Tally each line where the word "Prohive" occurs, then give only the total.

----

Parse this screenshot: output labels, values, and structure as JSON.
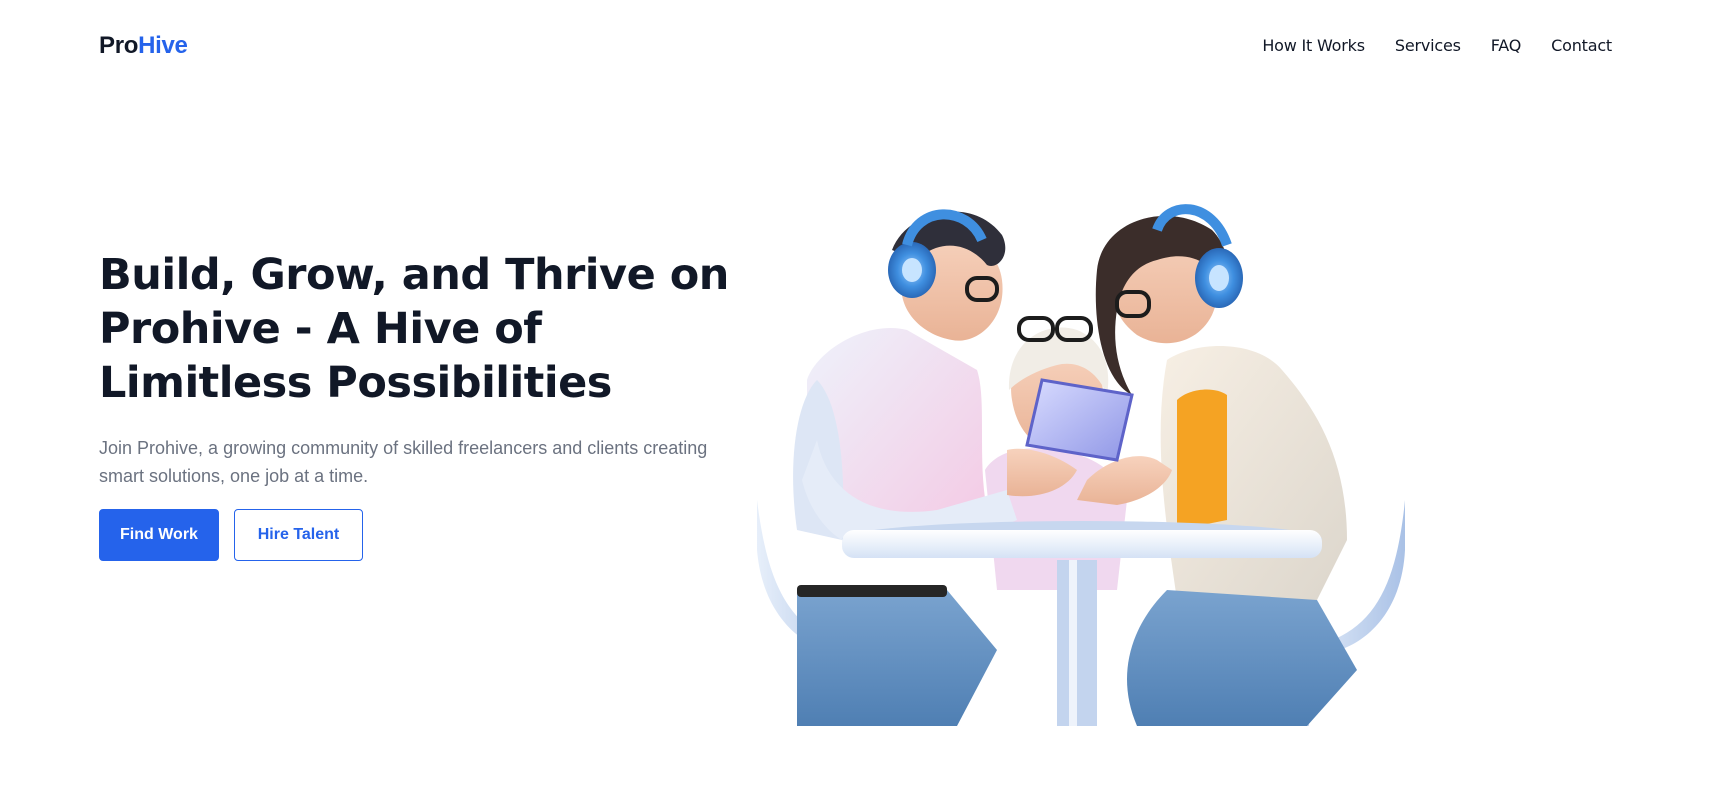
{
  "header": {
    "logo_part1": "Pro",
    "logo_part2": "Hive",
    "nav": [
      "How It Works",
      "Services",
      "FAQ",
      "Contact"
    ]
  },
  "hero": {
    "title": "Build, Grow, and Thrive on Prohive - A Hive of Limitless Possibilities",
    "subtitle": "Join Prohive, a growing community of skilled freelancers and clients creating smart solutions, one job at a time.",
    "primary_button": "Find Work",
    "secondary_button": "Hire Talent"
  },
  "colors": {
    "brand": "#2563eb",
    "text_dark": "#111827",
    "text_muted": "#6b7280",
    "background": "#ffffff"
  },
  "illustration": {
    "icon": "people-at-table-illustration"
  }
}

----

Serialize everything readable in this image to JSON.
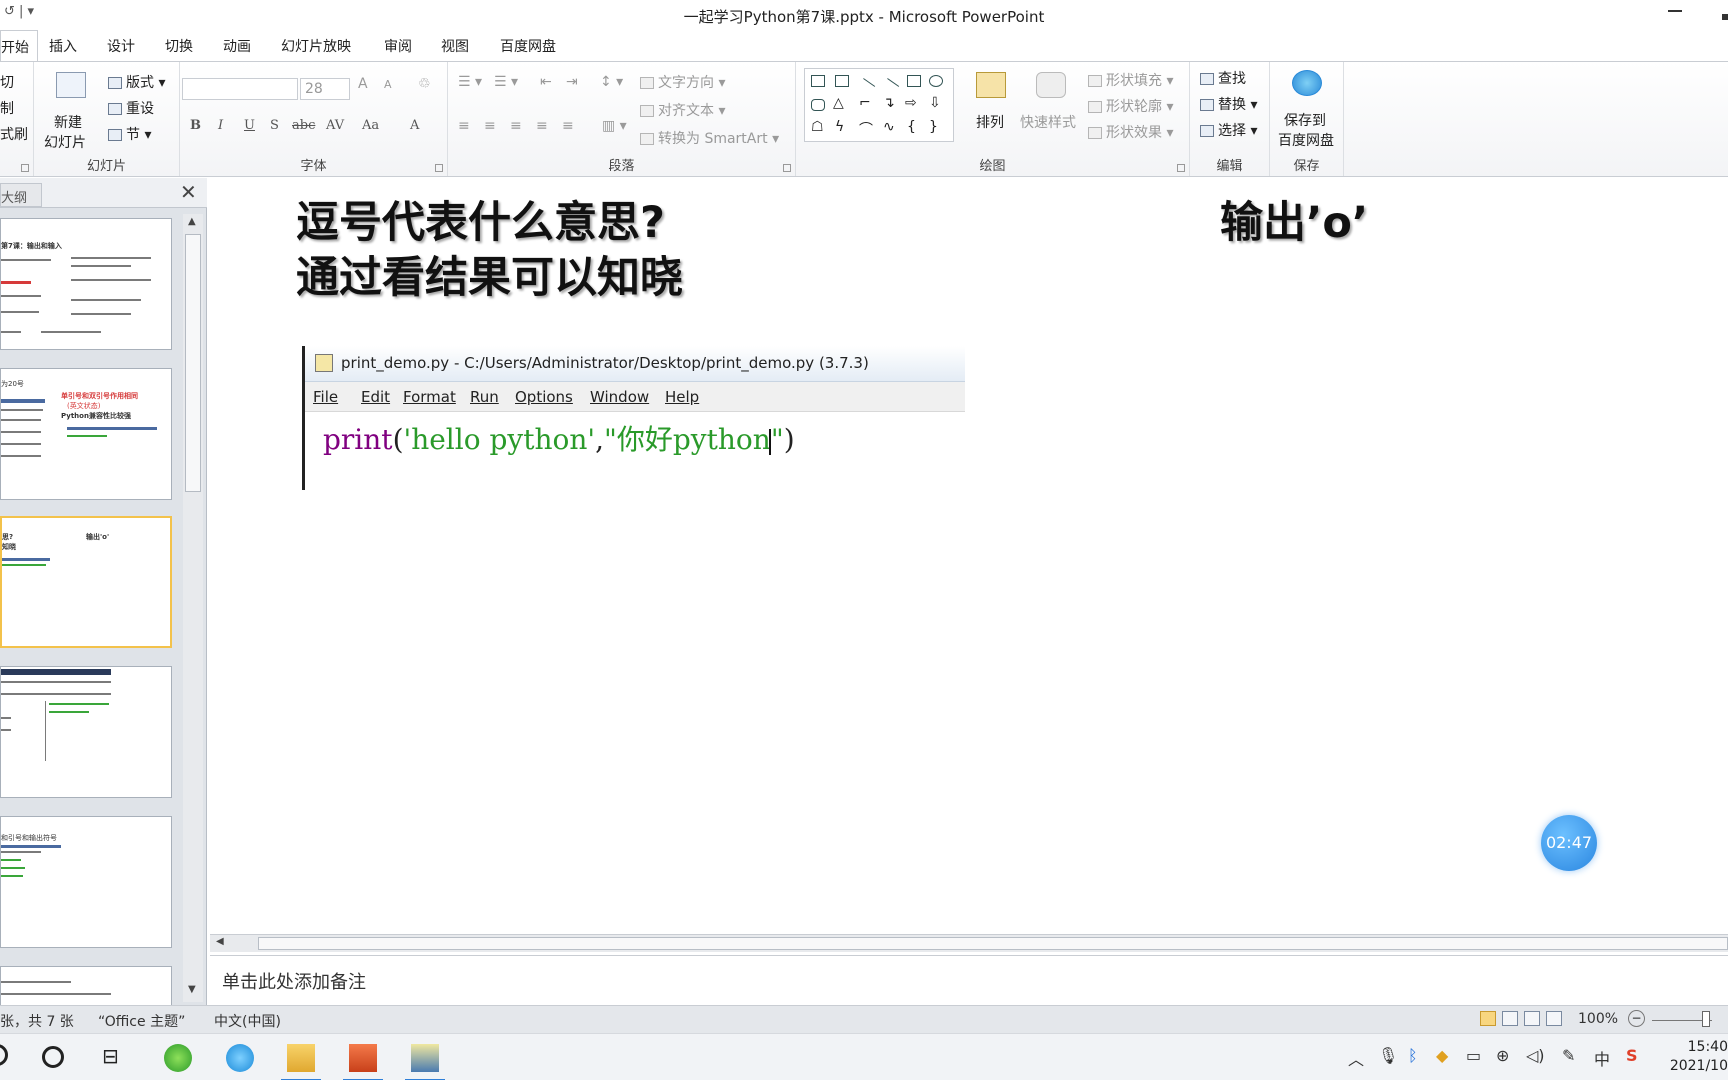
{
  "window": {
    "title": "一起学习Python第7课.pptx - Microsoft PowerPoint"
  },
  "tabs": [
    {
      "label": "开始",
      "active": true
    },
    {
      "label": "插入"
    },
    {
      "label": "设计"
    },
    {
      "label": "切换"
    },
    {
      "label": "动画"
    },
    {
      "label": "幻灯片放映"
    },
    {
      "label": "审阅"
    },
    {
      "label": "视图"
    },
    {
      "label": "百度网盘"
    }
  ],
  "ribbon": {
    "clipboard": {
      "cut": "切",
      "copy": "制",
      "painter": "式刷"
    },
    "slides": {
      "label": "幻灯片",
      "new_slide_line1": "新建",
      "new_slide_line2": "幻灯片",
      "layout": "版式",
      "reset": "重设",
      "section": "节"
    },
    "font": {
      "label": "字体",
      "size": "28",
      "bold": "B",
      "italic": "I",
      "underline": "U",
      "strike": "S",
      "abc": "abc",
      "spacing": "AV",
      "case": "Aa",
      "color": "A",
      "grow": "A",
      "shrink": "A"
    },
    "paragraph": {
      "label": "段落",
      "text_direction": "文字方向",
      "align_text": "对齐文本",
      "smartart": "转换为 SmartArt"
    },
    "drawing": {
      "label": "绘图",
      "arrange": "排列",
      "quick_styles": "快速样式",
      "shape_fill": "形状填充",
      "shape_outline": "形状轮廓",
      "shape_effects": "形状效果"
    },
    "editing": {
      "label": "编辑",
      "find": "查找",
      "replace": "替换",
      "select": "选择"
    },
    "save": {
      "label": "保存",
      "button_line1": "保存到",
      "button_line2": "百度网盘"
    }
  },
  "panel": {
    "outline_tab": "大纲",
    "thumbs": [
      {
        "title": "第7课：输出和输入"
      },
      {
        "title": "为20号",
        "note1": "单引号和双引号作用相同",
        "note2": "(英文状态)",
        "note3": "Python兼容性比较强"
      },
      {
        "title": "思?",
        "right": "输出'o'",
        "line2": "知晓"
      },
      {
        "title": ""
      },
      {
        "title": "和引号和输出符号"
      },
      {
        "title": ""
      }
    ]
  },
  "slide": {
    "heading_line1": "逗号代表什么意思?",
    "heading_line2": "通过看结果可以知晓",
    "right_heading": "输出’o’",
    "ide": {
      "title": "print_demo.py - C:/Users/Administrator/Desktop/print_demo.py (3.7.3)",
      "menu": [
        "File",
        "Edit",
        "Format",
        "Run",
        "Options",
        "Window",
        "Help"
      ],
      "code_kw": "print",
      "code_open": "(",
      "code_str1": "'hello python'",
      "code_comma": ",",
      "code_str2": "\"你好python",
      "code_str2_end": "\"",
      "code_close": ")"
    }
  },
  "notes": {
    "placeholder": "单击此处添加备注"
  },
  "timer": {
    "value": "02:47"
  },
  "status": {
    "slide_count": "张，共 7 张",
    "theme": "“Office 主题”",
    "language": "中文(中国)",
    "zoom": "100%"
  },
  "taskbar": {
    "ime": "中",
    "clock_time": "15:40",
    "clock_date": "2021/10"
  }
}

----

The answer: 2